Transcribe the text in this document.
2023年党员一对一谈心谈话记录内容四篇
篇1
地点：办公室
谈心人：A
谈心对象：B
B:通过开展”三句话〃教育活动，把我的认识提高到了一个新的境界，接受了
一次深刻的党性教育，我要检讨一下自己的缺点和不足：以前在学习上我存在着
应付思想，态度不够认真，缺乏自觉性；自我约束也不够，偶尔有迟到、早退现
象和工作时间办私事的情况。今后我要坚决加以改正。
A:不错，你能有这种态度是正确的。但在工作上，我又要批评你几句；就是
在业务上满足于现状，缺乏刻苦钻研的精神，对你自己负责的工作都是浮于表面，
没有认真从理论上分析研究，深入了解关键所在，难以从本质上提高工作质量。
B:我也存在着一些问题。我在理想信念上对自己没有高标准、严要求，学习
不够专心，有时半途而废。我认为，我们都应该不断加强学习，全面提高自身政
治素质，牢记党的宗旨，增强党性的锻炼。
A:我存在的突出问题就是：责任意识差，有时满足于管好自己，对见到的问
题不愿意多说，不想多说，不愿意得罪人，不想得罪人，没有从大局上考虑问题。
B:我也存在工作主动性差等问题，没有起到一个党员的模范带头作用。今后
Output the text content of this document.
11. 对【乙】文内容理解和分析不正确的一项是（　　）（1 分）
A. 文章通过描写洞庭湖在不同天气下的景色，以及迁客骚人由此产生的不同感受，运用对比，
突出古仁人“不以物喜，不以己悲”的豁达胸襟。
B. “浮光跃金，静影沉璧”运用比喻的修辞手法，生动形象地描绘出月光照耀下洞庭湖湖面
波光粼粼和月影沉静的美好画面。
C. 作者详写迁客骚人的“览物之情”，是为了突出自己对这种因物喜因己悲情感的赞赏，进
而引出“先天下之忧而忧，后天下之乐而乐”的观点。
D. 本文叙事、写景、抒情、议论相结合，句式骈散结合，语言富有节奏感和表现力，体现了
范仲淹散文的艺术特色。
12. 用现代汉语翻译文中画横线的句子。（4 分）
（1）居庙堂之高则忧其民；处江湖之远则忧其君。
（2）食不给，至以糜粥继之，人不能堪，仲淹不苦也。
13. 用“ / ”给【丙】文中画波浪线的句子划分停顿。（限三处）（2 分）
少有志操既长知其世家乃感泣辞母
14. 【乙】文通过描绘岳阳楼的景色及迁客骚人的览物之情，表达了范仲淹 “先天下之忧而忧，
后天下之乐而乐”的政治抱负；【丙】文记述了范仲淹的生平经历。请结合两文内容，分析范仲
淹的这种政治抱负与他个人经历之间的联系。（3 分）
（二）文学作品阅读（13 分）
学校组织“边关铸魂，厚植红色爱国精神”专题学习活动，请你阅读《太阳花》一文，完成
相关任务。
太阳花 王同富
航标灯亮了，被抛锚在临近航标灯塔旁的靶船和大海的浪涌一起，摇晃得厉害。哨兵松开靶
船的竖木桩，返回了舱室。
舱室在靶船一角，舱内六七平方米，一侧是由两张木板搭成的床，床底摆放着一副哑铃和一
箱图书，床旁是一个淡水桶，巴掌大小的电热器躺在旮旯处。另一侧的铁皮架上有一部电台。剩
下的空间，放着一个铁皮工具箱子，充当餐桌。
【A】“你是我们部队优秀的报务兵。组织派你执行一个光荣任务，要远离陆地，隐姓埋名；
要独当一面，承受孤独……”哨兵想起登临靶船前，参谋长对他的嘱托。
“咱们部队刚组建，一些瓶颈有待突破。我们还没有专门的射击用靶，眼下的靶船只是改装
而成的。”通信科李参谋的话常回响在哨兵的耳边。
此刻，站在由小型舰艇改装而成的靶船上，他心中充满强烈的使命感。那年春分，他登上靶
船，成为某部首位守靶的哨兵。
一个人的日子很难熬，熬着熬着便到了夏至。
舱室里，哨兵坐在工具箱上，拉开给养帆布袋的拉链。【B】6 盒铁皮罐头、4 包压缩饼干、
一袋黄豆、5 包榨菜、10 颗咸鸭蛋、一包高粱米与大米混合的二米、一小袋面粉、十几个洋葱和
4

* * * * *

Given instruction → Please quote the records above exactly, without skipping a line.

Final answer →
Transcribe the text in this document.
2023年党员一对一谈心谈话记录内容四篇
篇1
地点：办公室
谈心人：A
谈心对象：B
B:通过开展”三句话〃教育活动，把我的认识提高到了一个新的境界，接受了
一次深刻的党性教育，我要检讨一下自己的缺点和不足：以前在学习上我存在着
应付思想，态度不够认真，缺乏自觉性；自我约束也不够，偶尔有迟到、早退现
象和工作时间办私事的情况。今后我要坚决加以改正。
A:不错，你能有这种态度是正确的。但在工作上，我又要批评你几句；就是
在业务上满足于现状，缺乏刻苦钻研的精神，对你自己负责的工作都是浮于表面，
没有认真从理论上分析研究，深入了解关键所在，难以从本质上提高工作质量。
B:我也存在着一些问题。我在理想信念上对自己没有高标准、严要求，学习
不够专心，有时半途而废。我认为，我们都应该不断加强学习，全面提高自身政
治素质，牢记党的宗旨，增强党性的锻炼。
A:我存在的突出问题就是：责任意识差，有时满足于管好自己，对见到的问
题不愿意多说，不想多说，不愿意得罪人，不想得罪人，没有从大局上考虑问题。
B:我也存在工作主动性差等问题，没有起到一个党员的模范带头作用。今后
Output the text content of this document.
11. 对【乙】文内容理解和分析不正确的一项是（　　）（1 分）
A. 文章通过描写洞庭湖在不同天气下的景色，以及迁客骚人由此产生的不同感受，运用对比，
突出古仁人“不以物喜，不以己悲”的豁达胸襟。
B. “浮光跃金，静影沉璧”运用比喻的修辞手法，生动形象地描绘出月光照耀下洞庭湖湖面
波光粼粼和月影沉静的美好画面。
C. 作者详写迁客骚人的“览物之情”，是为了突出自己对这种因物喜因己悲情感的赞赏，进
而引出“先天下之忧而忧，后天下之乐而乐”的观点。
D. 本文叙事、写景、抒情、议论相结合，句式骈散结合，语言富有节奏感和表现力，体现了
范仲淹散文的艺术特色。
12. 用现代汉语翻译文中画横线的句子。（4 分）
（1）居庙堂之高则忧其民；处江湖之远则忧其君。
（2）食不给，至以糜粥继之，人不能堪，仲淹不苦也。
13. 用“ / ”给【丙】文中画波浪线的句子划分停顿。（限三处）（2 分）
少有志操既长知其世家乃感泣辞母
14. 【乙】文通过描绘岳阳楼的景色及迁客骚人的览物之情，表达了范仲淹 “先天下之忧而忧，
后天下之乐而乐”的政治抱负；【丙】文记述了范仲淹的生平经历。请结合两文内容，分析范仲
淹的这种政治抱负与他个人经历之间的联系。（3 分）
（二）文学作品阅读（13 分）
学校组织“边关铸魂，厚植红色爱国精神”专题学习活动，请你阅读《太阳花》一文，完成
相关任务。
太阳花 王同富
航标灯亮了，被抛锚在临近航标灯塔旁的靶船和大海的浪涌一起，摇晃得厉害。哨兵松开靶
船的竖木桩，返回了舱室。
舱室在靶船一角，舱内六七平方米，一侧是由两张木板搭成的床，床底摆放着一副哑铃和一
箱图书，床旁是一个淡水桶，巴掌大小的电热器躺在旮旯处。另一侧的铁皮架上有一部电台。剩
下的空间，放着一个铁皮工具箱子，充当餐桌。
【A】“你是我们部队优秀的报务兵。组织派你执行一个光荣任务，要远离陆地，隐姓埋名；
要独当一面，承受孤独……”哨兵想起登临靶船前，参谋长对他的嘱托。
“咱们部队刚组建，一些瓶颈有待突破。我们还没有专门的射击用靶，眼下的靶船只是改装
而成的。”通信科李参谋的话常回响在哨兵的耳边。
此刻，站在由小型舰艇改装而成的靶船上，他心中充满强烈的使命感。那年春分，他登上靶
船，成为某部首位守靶的哨兵。
一个人的日子很难熬，熬着熬着便到了夏至。
舱室里，哨兵坐在工具箱上，拉开给养帆布袋的拉链。【B】6 盒铁皮罐头、4 包压缩饼干、
一袋黄豆、5 包榨菜、10 颗咸鸭蛋、一包高粱米与大米混合的二米、一小袋面粉、十几个洋葱和
4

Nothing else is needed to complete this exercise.